— start of DATASET RECORDS —

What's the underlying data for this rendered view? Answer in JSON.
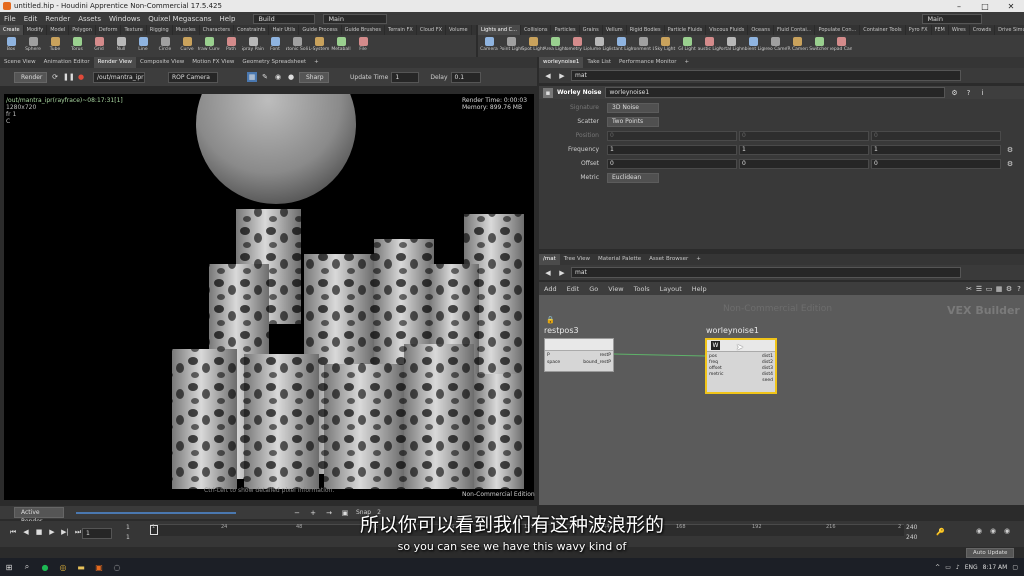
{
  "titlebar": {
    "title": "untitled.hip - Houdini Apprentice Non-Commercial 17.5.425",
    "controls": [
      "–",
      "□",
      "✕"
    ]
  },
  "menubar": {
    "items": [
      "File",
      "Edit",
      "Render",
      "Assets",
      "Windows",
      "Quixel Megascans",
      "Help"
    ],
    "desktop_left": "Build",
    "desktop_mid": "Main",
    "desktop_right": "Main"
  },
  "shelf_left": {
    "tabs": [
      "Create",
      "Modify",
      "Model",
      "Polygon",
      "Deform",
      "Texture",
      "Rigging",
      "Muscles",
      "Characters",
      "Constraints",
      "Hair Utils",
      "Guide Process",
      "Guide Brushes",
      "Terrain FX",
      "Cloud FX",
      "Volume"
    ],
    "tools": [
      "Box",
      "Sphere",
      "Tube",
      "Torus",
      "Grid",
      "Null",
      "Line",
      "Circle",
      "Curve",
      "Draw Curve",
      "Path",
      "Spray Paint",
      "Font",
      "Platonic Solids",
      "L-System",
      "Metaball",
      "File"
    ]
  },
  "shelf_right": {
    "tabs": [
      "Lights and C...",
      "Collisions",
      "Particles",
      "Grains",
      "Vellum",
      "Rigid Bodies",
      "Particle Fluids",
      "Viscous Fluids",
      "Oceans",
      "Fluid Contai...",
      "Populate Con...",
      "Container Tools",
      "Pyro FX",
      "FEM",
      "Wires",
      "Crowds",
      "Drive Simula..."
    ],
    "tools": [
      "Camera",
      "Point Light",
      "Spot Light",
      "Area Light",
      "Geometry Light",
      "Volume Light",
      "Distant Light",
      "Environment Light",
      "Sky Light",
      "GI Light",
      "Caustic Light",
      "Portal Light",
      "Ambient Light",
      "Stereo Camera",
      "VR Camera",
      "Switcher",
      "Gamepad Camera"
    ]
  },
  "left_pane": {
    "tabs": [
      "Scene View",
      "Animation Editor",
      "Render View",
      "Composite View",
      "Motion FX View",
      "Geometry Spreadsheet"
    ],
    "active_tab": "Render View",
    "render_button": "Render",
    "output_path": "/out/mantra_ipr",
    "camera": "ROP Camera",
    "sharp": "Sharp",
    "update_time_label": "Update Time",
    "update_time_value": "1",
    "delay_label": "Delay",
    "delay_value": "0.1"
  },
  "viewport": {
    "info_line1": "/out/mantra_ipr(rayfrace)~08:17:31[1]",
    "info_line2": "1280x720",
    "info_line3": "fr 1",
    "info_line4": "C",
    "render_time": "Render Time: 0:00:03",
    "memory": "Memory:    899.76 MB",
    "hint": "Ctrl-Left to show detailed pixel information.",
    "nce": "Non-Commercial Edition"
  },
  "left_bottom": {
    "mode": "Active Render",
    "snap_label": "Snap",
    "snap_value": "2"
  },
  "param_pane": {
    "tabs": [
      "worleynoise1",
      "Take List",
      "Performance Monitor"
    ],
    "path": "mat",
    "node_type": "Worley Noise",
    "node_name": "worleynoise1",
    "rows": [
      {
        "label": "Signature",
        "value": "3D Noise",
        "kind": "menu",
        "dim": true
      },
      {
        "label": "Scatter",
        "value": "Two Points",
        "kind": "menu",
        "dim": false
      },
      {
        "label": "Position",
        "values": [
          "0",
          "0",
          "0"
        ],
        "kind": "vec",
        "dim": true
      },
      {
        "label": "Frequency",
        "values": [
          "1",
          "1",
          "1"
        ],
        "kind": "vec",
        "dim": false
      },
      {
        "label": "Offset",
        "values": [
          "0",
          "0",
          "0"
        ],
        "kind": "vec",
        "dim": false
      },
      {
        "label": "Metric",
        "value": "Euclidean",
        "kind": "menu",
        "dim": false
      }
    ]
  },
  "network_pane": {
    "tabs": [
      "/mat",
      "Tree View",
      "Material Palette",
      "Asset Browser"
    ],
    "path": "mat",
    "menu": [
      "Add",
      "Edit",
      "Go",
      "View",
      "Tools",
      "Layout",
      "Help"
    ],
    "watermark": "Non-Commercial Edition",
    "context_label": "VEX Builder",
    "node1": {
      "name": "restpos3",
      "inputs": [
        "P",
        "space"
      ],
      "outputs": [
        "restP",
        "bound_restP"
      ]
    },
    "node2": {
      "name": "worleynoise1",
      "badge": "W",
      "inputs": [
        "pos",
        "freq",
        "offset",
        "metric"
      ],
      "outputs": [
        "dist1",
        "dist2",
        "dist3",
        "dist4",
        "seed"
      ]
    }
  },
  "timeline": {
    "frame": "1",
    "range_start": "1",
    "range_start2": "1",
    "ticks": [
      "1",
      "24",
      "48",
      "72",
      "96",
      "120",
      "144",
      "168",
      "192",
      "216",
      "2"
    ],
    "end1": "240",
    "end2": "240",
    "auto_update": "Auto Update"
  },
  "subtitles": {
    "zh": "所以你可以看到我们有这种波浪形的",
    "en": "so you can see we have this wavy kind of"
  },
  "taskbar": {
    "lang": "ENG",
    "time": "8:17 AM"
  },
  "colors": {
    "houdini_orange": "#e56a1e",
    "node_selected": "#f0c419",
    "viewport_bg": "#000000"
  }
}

— end of DATASET RECORDS —
— start of DATASET RECORDS —

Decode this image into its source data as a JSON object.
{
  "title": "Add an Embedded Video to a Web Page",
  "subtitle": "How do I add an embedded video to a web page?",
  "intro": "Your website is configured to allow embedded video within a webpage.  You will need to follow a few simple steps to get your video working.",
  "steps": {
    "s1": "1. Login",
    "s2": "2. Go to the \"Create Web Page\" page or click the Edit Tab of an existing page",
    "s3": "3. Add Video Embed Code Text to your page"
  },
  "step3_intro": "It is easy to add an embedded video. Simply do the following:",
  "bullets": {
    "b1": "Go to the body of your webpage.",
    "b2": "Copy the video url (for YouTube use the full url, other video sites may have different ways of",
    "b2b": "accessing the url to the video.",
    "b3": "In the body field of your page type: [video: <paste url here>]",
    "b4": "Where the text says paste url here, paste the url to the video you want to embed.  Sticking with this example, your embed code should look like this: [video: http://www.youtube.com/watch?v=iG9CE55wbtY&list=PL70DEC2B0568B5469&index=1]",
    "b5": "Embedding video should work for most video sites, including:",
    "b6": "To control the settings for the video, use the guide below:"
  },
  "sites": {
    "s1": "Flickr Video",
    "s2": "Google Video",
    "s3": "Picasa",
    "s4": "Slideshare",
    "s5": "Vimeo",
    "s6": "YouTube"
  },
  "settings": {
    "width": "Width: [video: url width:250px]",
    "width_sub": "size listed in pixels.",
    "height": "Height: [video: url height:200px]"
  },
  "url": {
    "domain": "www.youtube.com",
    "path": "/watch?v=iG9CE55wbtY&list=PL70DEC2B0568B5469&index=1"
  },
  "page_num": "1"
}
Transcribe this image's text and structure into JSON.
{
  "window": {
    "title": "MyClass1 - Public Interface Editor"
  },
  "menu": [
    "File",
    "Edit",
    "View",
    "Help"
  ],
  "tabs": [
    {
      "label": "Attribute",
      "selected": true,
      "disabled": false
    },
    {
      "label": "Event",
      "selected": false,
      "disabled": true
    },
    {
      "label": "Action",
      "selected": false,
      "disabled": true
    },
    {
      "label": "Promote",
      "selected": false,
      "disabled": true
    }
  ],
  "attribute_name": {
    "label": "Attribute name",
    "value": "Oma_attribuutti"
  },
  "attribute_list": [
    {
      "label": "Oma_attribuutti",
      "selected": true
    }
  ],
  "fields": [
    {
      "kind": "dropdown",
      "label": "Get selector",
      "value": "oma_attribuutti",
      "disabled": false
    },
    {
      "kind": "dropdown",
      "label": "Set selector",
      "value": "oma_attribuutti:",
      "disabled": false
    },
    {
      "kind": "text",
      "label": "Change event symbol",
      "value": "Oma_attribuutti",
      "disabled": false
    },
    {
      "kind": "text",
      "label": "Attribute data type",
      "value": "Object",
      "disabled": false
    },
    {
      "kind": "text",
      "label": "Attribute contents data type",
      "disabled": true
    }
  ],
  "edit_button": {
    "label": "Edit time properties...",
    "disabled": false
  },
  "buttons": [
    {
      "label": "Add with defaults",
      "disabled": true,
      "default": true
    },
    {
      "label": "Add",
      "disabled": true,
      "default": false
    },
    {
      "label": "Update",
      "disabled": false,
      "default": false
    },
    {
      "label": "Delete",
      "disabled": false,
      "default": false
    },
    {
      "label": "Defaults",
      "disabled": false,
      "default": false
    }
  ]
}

— end of DATASET RECORDS —

Lines of the material that contain the word "watch" are to be gathered.

— SOLUTION BELOW —
    "b4": "Where the text says paste url here, paste the url to the video you want to embed.  Sticking with this example, your embed code should look like this: [video: http://www.youtube.com/watch?v=iG9CE55wbtY&list=PL70DEC2B0568B5469&index=1]",
    "path": "/watch?v=iG9CE55wbtY&list=PL70DEC2B0568B5469&index=1"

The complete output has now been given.